## Erforderliche Schritte
1. Beantworte diese Fragen zum Text über die Wollknappheit in Island:
(a) Um wie viel Prozent ist der Garnabsatz in Island in diesem Jahr angestiegen?
(b) Was geschieht häufig mit Rohwolle von „normalen“ Schafen?
(c) In welche Richtung lässt das Ullcentrum Öland sein Garn spinnen?
2. Stimmen diese Aussagen mit dem Text über die Wollknappheit in Island überein? Antworte jeweils mit Ja oder Nein und zitiere die entscheidenden Worte.
(a) In Island wurde kein zusätzliches Personal eingestellt.
(b) Merinowolle aus warmen Gegenden ist etwas begehrter.
(c) Das Ullcentrum Öland stellt unter anderem Pantoffeln und Decken her.
3. Führe den Text über die Wollknappheit in Island nach seinem letzten Satz weiter.

## Text zum Lesen
════════

Nackige Schafe in Island?

naturwolleVor zwei Wochen ging es hier schon mal um Island, und zwar um den klassischen Isländerpullover, und darum dass ich liebend gerne einen stricken würde.

Das passende Buch hatte ich euch auch direkt verlinkt.

Und dann erreicht mich diese Woche folgende Nachricht: Island hat Wollknappheit!!!!!

Und zwar ist in diesem Jahr ein bis zu 15% Anstieg im Garnabsatz festzustellen, und obwohl man schon zusätzliches Personal eingestellt hat, es wird dieses Jahr eng(ere Pullover geben müssen). Wart ihr das? Hamstert ihr? Und was ist mit mir?

Mich überrascht die Nachricht etwas, denn eigentlich hört man von allen Seiten dass Rohwolle verbrannt wird oder im Garten zur Rehabwehr genutzt wird. Verarbeitet wird nur das wenigste, denn es herrscht eigentlich ein absolutes Überangebot an Rohwolle von “normalen” Schafen. Nur Merinowolle aus warmen Gegenden ist etwas begehrter. Angeblich sind wir Stricker “im Schuld”, weil wir nur kuschelweichstes Flauschmerino haben wollen. Aber nun diese Nachricht aus Island.

In meinen Ohren ist das eine wunderbare Neuigkeit. Es gibt also doch einen Markt für weitestgehend natürliche Wolle von Mulesing-freien Schafen. Toll! Macht weiter so!

Und wenn ihr schon dabei seid, kauft doch im Sommerurlaub auch andere nachhaltig produzierte Garne von skandinavischen Schafen. Ein paar Vorschläge:

Ullcentrum Öland 

Die Frauen hinter dem Ullcentrum (Wollzentrum) von der Insel Öland fahren los und holen bei Schäfern Wolle ab, die sonst verbrannt würde. Daraus fertigen sie alles mögliche, Pantoffeln, Decken und und und, und sie lassen Garn spinnen. In tollen Farben. Und als einer der wenigen Hersteller lassen sie Garn in Z-Richtung spinnen, wodurch es sich zum Tvåändsstickning eignet. Es gibt auch extra für Lovikka-Handschuhe gedachte Wolle, hier kennt und schätzt man die traditionell schwedischen Techniken.

════════

## Vorliegende Daten

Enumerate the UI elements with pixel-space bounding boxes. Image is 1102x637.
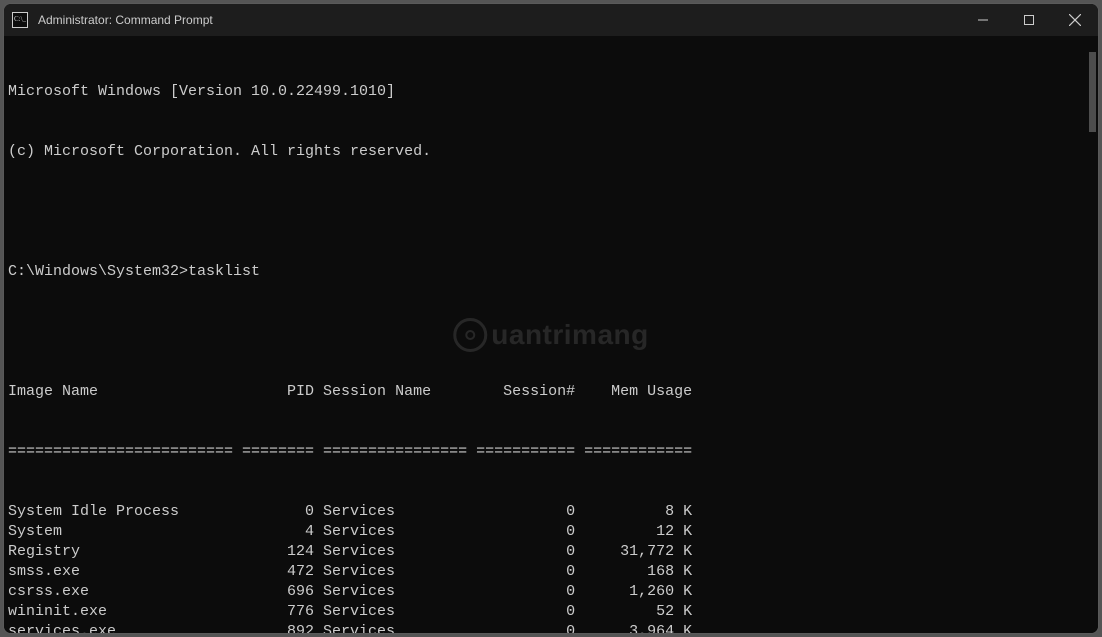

════════

## Antworten je Aufgabe
1.
(a) Um bis zu 15 %.
(b) Sie wird verbrannt oder im Garten zur Rehabwehr genutzt.
(c) In Z-Richtung.

2.
(a) Nein: „obwohl man schon zusätzliches Personal eingestellt hat“
(b) Ja: „Nur Merinowolle aus warmen Gegenden ist etwas begehrter.“
(c) Ja: „Daraus fertigen sie alles mögliche, Pantoffeln, Decken und und und“

3.
Lofoten Wool

Eine ganz kleine Spinnerei die nur Wolle aus den Lofoten und Nordnorwegen verwendet. Es gibt auch Garn aus der Wolle des “Spæl”-Schafs (Spælsau), eine einheimische Rasse deren Unterwolle besonders weich ist. Das längere Außenfell haben die Wikinger übrigens genutzt um daraus die Segel für ihre Schiffe zu machen. Als ich im Winter in Oslo war habe ich einen Strang Spælsau-Garn mitgebracht, allerdings bin ich noch nicht zum geplanten Paar Handschuhe gekommen.

Östergötlands Ullspinneri

Diese Spinnerei ist mir letztes Jahr beim Garn-Shopping in Schweden über den Weg (und in den Einkaufskorb) gelaufen. Mein Stash soll mal ein Tuch werden, es fehlt allerdings die Zeit 😉 Unternehmen dieser Art gibt es auch in Schweden nicht mehr viele, und das obwohl Wollverarbeitung vor gar nicht so langer Zeit noch in jedem Kaff vonstatten ging. In der Nähe von unserem Ferienhaus kann man diverse Spinnereien besichtigen, nur in Betrieb sind sie leider nicht mehr. Daher freut es mich um so mehr, dass diese Spinnerei sogar bis nach Japan bekannt und beliebt ist.

Spinnerigården

Wieder aus Norwegen, ein ganz traditionelles Familienunternehmen. Auch hier verarbeitet man Spælsauwolle, im Webshop kann man auch vieles aus der eigenen Fertigung kaufen. Leider kein Garn. Aber falls es euch in den Sommerferien zufällig in die Nähe von Kristiansand bringt, es gibt einen Garnverkauf im Hofladen.

Hillesvåg Ullvarefabrikk

Hätte ich doch nur schon gestrickt als ich noch in Bergen gewohnt habe! Hillesvåg ist nur 35km nördlich von Bergen, und auch dieses Familienunternehmen arbeitet mit heimischer Wolle. Die Wolle vom “Pelzschaf” (Pelssau), einer Mischung aus norwegischen und schwedischen Rassen, lockt mich besonders. Angeblich soll sie ähnlich glänzen wie Mohair.

 

Bei näherem Nachdenken sollte ich einen Vorwand für eine Norwegenreise finden 😉

Wie ist das bei euch, könnt ihr “echte” Wolle an der Haut haben? Kennt ihr noch Bezugsquellen für so richtige Wolle?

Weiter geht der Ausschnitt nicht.